**Records shown**
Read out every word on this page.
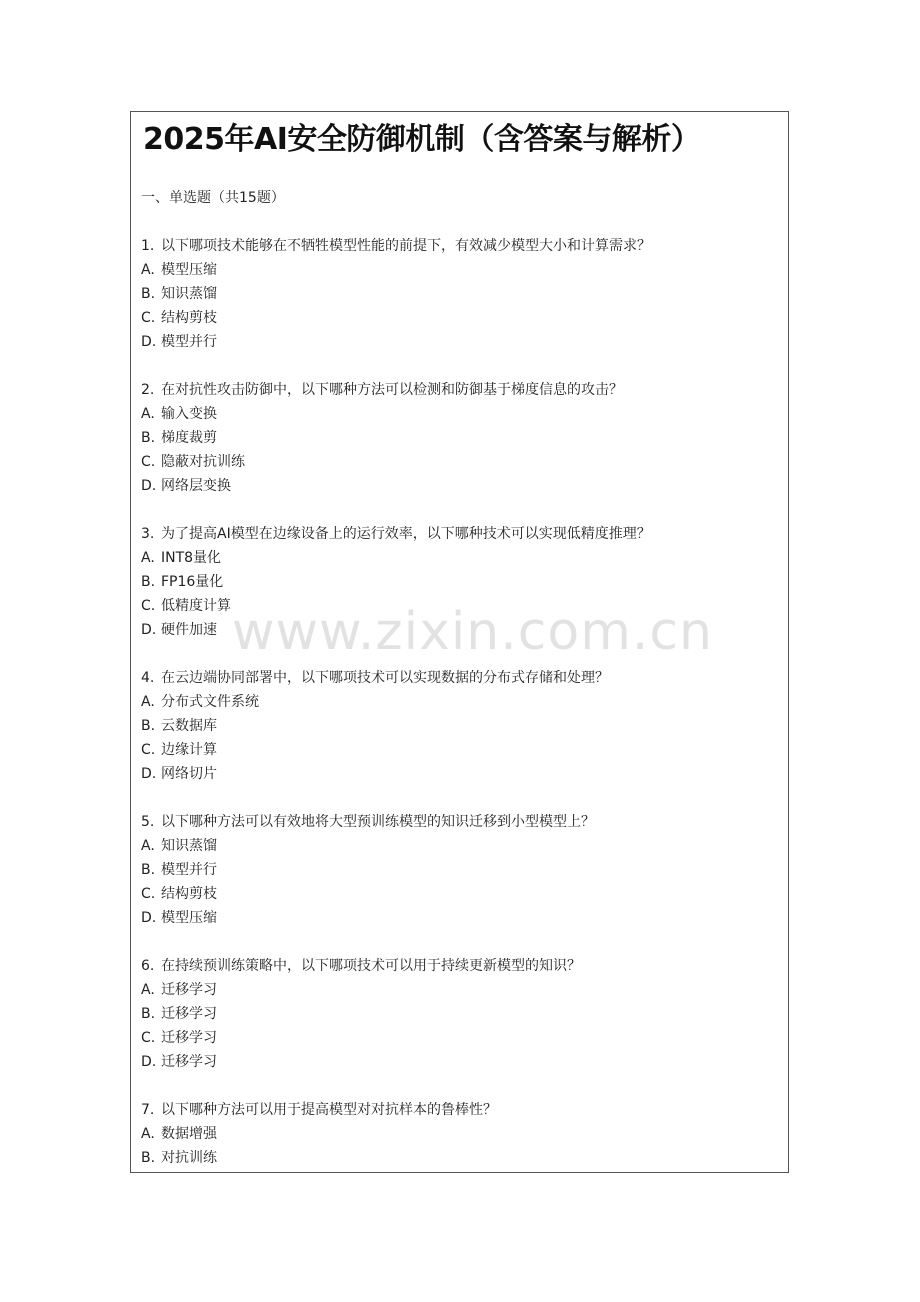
2025年AI安全防御机制（含答案与解析）
一、单选题（共15题）
1. 以下哪项技术能够在不牺牲模型性能的前提下，有效减少模型大小和计算需求？
A. 模型压缩
B. 知识蒸馏
C. 结构剪枝
D. 模型并行
2. 在对抗性攻击防御中，以下哪种方法可以检测和防御基于梯度信息的攻击？
A. 输入变换
B. 梯度裁剪
C. 隐蔽对抗训练
D. 网络层变换
3. 为了提高AI模型在边缘设备上的运行效率，以下哪种技术可以实现低精度推理？
A. INT8量化
B. FP16量化
C. 低精度计算
D. 硬件加速
4. 在云边端协同部署中，以下哪项技术可以实现数据的分布式存储和处理？
A. 分布式文件系统
B. 云数据库
C. 边缘计算
D. 网络切片
5. 以下哪种方法可以有效地将大型预训练模型的知识迁移到小型模型上？
A. 知识蒸馏
B. 模型并行
C. 结构剪枝
D. 模型压缩
6. 在持续预训练策略中，以下哪项技术可以用于持续更新模型的知识？
A. 迁移学习
B. 迁移学习
C. 迁移学习
D. 迁移学习
7. 以下哪种方法可以用于提高模型对对抗样本的鲁棒性？
A. 数据增强
B. 对抗训练
www.zixin.com.cn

**Requirement**
Quote every record above exactly, leaving out any pictures.

**Answer below**
Read out every word on this page.
2025年AI安全防御机制（含答案与解析）
一、单选题（共15题）
1. 以下哪项技术能够在不牺牲模型性能的前提下，有效减少模型大小和计算需求？
A. 模型压缩
B. 知识蒸馏
C. 结构剪枝
D. 模型并行
2. 在对抗性攻击防御中，以下哪种方法可以检测和防御基于梯度信息的攻击？
A. 输入变换
B. 梯度裁剪
C. 隐蔽对抗训练
D. 网络层变换
3. 为了提高AI模型在边缘设备上的运行效率，以下哪种技术可以实现低精度推理？
A. INT8量化
B. FP16量化
C. 低精度计算
D. 硬件加速
4. 在云边端协同部署中，以下哪项技术可以实现数据的分布式存储和处理？
A. 分布式文件系统
B. 云数据库
C. 边缘计算
D. 网络切片
5. 以下哪种方法可以有效地将大型预训练模型的知识迁移到小型模型上？
A. 知识蒸馏
B. 模型并行
C. 结构剪枝
D. 模型压缩
6. 在持续预训练策略中，以下哪项技术可以用于持续更新模型的知识？
A. 迁移学习
B. 迁移学习
C. 迁移学习
D. 迁移学习
7. 以下哪种方法可以用于提高模型对对抗样本的鲁棒性？
A. 数据增强
B. 对抗训练
www.zixin.com.cn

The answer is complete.